## START Input data

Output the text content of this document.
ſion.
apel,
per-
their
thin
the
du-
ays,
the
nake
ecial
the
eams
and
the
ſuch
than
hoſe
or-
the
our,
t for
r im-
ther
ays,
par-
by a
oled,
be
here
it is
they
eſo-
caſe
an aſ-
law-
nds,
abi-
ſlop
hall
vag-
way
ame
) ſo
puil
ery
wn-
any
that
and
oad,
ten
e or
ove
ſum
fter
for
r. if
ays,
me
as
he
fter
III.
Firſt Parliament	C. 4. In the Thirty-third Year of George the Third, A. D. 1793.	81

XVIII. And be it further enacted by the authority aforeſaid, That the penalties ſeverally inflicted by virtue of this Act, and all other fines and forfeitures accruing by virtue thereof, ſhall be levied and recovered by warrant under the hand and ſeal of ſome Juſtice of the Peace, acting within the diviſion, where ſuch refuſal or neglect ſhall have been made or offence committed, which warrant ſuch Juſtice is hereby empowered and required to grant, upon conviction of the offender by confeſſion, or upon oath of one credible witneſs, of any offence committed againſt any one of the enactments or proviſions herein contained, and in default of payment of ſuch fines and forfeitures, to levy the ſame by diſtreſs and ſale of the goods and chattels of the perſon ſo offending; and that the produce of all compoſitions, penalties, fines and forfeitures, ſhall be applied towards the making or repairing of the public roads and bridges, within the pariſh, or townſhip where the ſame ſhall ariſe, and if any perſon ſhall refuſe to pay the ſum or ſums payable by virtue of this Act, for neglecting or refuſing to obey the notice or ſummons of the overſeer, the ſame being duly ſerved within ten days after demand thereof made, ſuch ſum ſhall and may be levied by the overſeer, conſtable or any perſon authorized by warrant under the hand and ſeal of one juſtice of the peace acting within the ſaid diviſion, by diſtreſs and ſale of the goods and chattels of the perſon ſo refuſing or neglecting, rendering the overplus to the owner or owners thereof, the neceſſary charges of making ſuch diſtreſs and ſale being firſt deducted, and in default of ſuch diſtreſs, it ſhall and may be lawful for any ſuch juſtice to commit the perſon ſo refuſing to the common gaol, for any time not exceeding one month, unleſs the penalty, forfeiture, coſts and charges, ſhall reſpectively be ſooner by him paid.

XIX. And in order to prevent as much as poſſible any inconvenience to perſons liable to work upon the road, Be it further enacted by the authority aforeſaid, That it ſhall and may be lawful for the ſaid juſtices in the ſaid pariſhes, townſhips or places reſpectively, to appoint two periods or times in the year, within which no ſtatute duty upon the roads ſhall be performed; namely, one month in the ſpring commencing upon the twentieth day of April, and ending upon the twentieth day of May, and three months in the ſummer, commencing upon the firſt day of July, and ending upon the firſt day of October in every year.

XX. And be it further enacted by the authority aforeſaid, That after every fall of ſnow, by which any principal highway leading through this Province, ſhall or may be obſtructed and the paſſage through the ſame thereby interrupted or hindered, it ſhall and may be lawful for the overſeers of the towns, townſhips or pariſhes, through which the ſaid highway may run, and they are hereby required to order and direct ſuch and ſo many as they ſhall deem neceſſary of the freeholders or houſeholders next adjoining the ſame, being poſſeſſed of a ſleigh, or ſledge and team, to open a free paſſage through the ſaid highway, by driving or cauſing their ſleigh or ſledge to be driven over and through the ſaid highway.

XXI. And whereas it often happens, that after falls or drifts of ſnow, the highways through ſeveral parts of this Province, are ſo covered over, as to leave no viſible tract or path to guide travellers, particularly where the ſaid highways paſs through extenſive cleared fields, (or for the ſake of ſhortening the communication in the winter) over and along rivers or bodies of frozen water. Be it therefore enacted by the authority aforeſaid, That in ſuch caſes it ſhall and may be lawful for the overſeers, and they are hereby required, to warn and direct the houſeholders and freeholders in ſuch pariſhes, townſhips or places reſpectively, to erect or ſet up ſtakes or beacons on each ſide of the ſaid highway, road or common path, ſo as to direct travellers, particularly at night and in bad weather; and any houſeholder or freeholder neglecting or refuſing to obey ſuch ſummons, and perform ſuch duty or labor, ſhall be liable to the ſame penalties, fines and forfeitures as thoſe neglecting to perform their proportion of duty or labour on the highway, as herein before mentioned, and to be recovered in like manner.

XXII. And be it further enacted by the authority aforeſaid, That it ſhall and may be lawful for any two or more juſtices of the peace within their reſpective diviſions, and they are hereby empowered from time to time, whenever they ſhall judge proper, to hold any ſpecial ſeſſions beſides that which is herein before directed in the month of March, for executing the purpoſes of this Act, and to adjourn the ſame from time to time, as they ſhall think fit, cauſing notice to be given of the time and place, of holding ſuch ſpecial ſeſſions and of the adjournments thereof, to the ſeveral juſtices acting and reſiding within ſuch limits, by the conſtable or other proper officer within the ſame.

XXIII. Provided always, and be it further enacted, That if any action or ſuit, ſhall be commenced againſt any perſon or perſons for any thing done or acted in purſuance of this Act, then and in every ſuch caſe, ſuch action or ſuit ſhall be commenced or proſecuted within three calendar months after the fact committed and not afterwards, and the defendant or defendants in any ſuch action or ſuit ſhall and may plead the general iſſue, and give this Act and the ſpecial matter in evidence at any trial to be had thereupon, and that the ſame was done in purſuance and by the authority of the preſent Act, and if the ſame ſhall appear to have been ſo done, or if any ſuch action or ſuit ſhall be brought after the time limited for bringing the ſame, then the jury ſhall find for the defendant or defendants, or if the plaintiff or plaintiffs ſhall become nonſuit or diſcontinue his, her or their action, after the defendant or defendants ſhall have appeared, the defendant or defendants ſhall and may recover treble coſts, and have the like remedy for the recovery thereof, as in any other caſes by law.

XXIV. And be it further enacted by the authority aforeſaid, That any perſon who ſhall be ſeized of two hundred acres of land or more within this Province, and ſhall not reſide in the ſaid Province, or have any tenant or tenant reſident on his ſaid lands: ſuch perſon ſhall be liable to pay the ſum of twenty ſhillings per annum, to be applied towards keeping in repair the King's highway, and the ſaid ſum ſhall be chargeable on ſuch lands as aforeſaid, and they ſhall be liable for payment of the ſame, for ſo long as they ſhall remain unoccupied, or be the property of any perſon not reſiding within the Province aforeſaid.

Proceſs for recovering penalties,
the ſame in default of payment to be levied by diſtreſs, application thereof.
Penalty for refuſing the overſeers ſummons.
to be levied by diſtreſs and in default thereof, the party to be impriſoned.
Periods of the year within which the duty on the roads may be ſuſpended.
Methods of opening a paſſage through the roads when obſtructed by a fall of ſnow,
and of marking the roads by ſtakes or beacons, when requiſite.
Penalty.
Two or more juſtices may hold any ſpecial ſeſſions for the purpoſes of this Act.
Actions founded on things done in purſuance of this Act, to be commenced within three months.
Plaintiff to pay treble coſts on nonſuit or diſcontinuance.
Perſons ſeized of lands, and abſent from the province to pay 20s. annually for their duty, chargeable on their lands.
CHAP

## END Input data

• **What the task asks**
Exactly reproduce every line of the data above.

• **Exercise solution**
Output the text content of this document.
ſion.
apel,
per-
their
thin
the
du-
ays,
the
nake
ecial
the
eams
and
the
ſuch
than
hoſe
or-
the
our,
t for
r im-
ther
ays,
par-
by a
oled,
be
here
it is
they
eſo-
caſe
an aſ-
law-
nds,
abi-
ſlop
hall
vag-
way
ame
) ſo
puil
ery
wn-
any
that
and
oad,
ten
e or
ove
ſum
fter
for
r. if
ays,
me
as
he
fter
III.
Firſt Parliament	C. 4. In the Thirty-third Year of George the Third, A. D. 1793.	81

XVIII. And be it further enacted by the authority aforeſaid, That the penalties ſeverally inflicted by virtue of this Act, and all other fines and forfeitures accruing by virtue thereof, ſhall be levied and recovered by warrant under the hand and ſeal of ſome Juſtice of the Peace, acting within the diviſion, where ſuch refuſal or neglect ſhall have been made or offence committed, which warrant ſuch Juſtice is hereby empowered and required to grant, upon conviction of the offender by confeſſion, or upon oath of one credible witneſs, of any offence committed againſt any one of the enactments or proviſions herein contained, and in default of payment of ſuch fines and forfeitures, to levy the ſame by diſtreſs and ſale of the goods and chattels of the perſon ſo offending; and that the produce of all compoſitions, penalties, fines and forfeitures, ſhall be applied towards the making or repairing of the public roads and bridges, within the pariſh, or townſhip where the ſame ſhall ariſe, and if any perſon ſhall refuſe to pay the ſum or ſums payable by virtue of this Act, for neglecting or refuſing to obey the notice or ſummons of the overſeer, the ſame being duly ſerved within ten days after demand thereof made, ſuch ſum ſhall and may be levied by the overſeer, conſtable or any perſon authorized by warrant under the hand and ſeal of one juſtice of the peace acting within the ſaid diviſion, by diſtreſs and ſale of the goods and chattels of the perſon ſo refuſing or neglecting, rendering the overplus to the owner or owners thereof, the neceſſary charges of making ſuch diſtreſs and ſale being firſt deducted, and in default of ſuch diſtreſs, it ſhall and may be lawful for any ſuch juſtice to commit the perſon ſo refuſing to the common gaol, for any time not exceeding one month, unleſs the penalty, forfeiture, coſts and charges, ſhall reſpectively be ſooner by him paid.

XIX. And in order to prevent as much as poſſible any inconvenience to perſons liable to work upon the road, Be it further enacted by the authority aforeſaid, That it ſhall and may be lawful for the ſaid juſtices in the ſaid pariſhes, townſhips or places reſpectively, to appoint two periods or times in the year, within which no ſtatute duty upon the roads ſhall be performed; namely, one month in the ſpring commencing upon the twentieth day of April, and ending upon the twentieth day of May, and three months in the ſummer, commencing upon the firſt day of July, and ending upon the firſt day of October in every year.

XX. And be it further enacted by the authority aforeſaid, That after every fall of ſnow, by which any principal highway leading through this Province, ſhall or may be obſtructed and the paſſage through the ſame thereby interrupted or hindered, it ſhall and may be lawful for the overſeers of the towns, townſhips or pariſhes, through which the ſaid highway may run, and they are hereby required to order and direct ſuch and ſo many as they ſhall deem neceſſary of the freeholders or houſeholders next adjoining the ſame, being poſſeſſed of a ſleigh, or ſledge and team, to open a free paſſage through the ſaid highway, by driving or cauſing their ſleigh or ſledge to be driven over and through the ſaid highway.

XXI. And whereas it often happens, that after falls or drifts of ſnow, the highways through ſeveral parts of this Province, are ſo covered over, as to leave no viſible tract or path to guide travellers, particularly where the ſaid highways paſs through extenſive cleared fields, (or for the ſake of ſhortening the communication in the winter) over and along rivers or bodies of frozen water. Be it therefore enacted by the authority aforeſaid, That in ſuch caſes it ſhall and may be lawful for the overſeers, and they are hereby required, to warn and direct the houſeholders and freeholders in ſuch pariſhes, townſhips or places reſpectively, to erect or ſet up ſtakes or beacons on each ſide of the ſaid highway, road or common path, ſo as to direct travellers, particularly at night and in bad weather; and any houſeholder or freeholder neglecting or refuſing to obey ſuch ſummons, and perform ſuch duty or labor, ſhall be liable to the ſame penalties, fines and forfeitures as thoſe neglecting to perform their proportion of duty or labour on the highway, as herein before mentioned, and to be recovered in like manner.

XXII. And be it further enacted by the authority aforeſaid, That it ſhall and may be lawful for any two or more juſtices of the peace within their reſpective diviſions, and they are hereby empowered from time to time, whenever they ſhall judge proper, to hold any ſpecial ſeſſions beſides that which is herein before directed in the month of March, for executing the purpoſes of this Act, and to adjourn the ſame from time to time, as they ſhall think fit, cauſing notice to be given of the time and place, of holding ſuch ſpecial ſeſſions and of the adjournments thereof, to the ſeveral juſtices acting and reſiding within ſuch limits, by the conſtable or other proper officer within the ſame.

XXIII. Provided always, and be it further enacted, That if any action or ſuit, ſhall be commenced againſt any perſon or perſons for any thing done or acted in purſuance of this Act, then and in every ſuch caſe, ſuch action or ſuit ſhall be commenced or proſecuted within three calendar months after the fact committed and not afterwards, and the defendant or defendants in any ſuch action or ſuit ſhall and may plead the general iſſue, and give this Act and the ſpecial matter in evidence at any trial to be had thereupon, and that the ſame was done in purſuance and by the authority of the preſent Act, and if the ſame ſhall appear to have been ſo done, or if any ſuch action or ſuit ſhall be brought after the time limited for bringing the ſame, then the jury ſhall find for the defendant or defendants, or if the plaintiff or plaintiffs ſhall become nonſuit or diſcontinue his, her or their action, after the defendant or defendants ſhall have appeared, the defendant or defendants ſhall and may recover treble coſts, and have the like remedy for the recovery thereof, as in any other caſes by law.

XXIV. And be it further enacted by the authority aforeſaid, That any perſon who ſhall be ſeized of two hundred acres of land or more within this Province, and ſhall not reſide in the ſaid Province, or have any tenant or tenant reſident on his ſaid lands: ſuch perſon ſhall be liable to pay the ſum of twenty ſhillings per annum, to be applied towards keeping in repair the King's highway, and the ſaid ſum ſhall be chargeable on ſuch lands as aforeſaid, and they ſhall be liable for payment of the ſame, for ſo long as they ſhall remain unoccupied, or be the property of any perſon not reſiding within the Province aforeſaid.

Proceſs for recovering penalties,
the ſame in default of payment to be levied by diſtreſs, application thereof.
Penalty for refuſing the overſeers ſummons.
to be levied by diſtreſs and in default thereof, the party to be impriſoned.
Periods of the year within which the duty on the roads may be ſuſpended.
Methods of opening a paſſage through the roads when obſtructed by a fall of ſnow,
and of marking the roads by ſtakes or beacons, when requiſite.
Penalty.
Two or more juſtices may hold any ſpecial ſeſſions for the purpoſes of this Act.
Actions founded on things done in purſuance of this Act, to be commenced within three months.
Plaintiff to pay treble coſts on nonſuit or diſcontinuance.
Perſons ſeized of lands, and abſent from the province to pay 20s. annually for their duty, chargeable on their lands.
CHAP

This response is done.